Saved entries

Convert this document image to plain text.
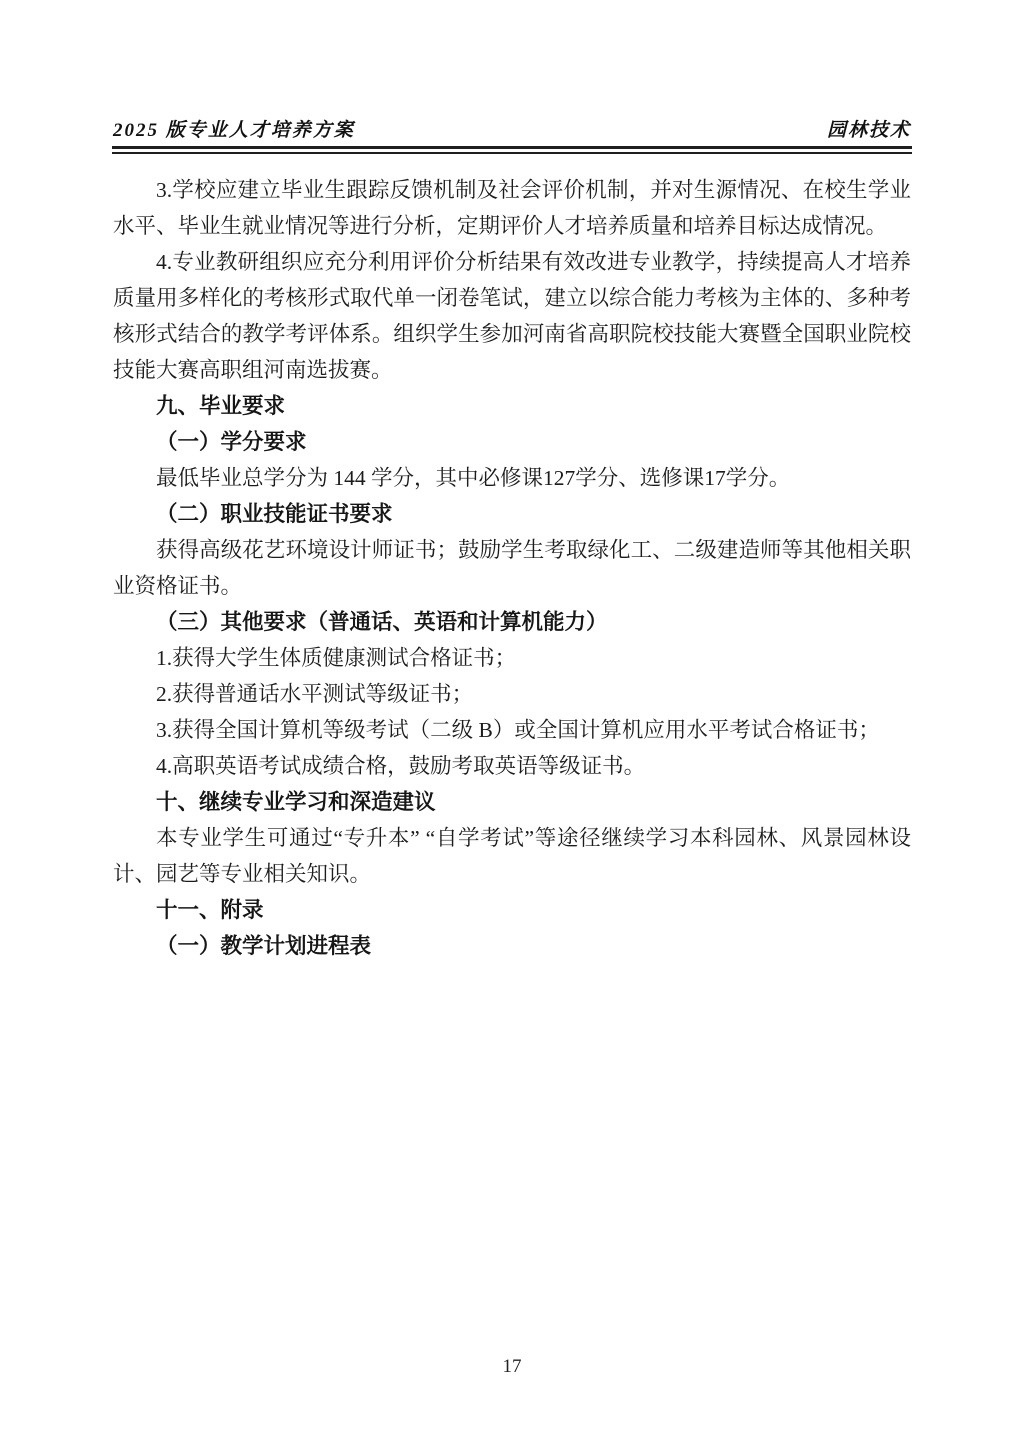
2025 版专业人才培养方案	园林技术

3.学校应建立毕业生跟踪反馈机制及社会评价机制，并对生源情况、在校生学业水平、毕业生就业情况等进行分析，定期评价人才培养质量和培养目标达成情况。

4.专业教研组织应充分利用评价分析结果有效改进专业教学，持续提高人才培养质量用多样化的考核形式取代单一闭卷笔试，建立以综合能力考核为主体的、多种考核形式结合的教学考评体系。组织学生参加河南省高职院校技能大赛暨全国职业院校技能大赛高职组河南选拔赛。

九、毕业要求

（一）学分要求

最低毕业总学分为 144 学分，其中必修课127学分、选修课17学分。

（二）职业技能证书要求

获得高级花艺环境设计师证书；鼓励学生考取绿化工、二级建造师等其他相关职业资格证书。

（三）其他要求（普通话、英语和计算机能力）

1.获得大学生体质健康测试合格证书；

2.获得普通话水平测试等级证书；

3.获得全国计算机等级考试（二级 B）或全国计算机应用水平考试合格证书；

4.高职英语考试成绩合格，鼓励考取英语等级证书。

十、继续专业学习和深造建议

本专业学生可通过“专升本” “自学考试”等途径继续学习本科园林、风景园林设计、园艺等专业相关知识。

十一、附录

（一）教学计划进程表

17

▶ _DIRECTIONS FOR THIS TASK_
Omit every picture, then repeat the remaining data exactly as it appears above.

▶ _WRITTEN ANSWER_
Convert this document image to plain text.
2025 版专业人才培养方案	园林技术

3.学校应建立毕业生跟踪反馈机制及社会评价机制，并对生源情况、在校生学业水平、毕业生就业情况等进行分析，定期评价人才培养质量和培养目标达成情况。

4.专业教研组织应充分利用评价分析结果有效改进专业教学，持续提高人才培养质量用多样化的考核形式取代单一闭卷笔试，建立以综合能力考核为主体的、多种考核形式结合的教学考评体系。组织学生参加河南省高职院校技能大赛暨全国职业院校技能大赛高职组河南选拔赛。

九、毕业要求

（一）学分要求

最低毕业总学分为 144 学分，其中必修课127学分、选修课17学分。

（二）职业技能证书要求

获得高级花艺环境设计师证书；鼓励学生考取绿化工、二级建造师等其他相关职业资格证书。

（三）其他要求（普通话、英语和计算机能力）

1.获得大学生体质健康测试合格证书；

2.获得普通话水平测试等级证书；

3.获得全国计算机等级考试（二级 B）或全国计算机应用水平考试合格证书；

4.高职英语考试成绩合格，鼓励考取英语等级证书。

十、继续专业学习和深造建议

本专业学生可通过“专升本” “自学考试”等途径继续学习本科园林、风景园林设计、园艺等专业相关知识。

十一、附录

（一）教学计划进程表

17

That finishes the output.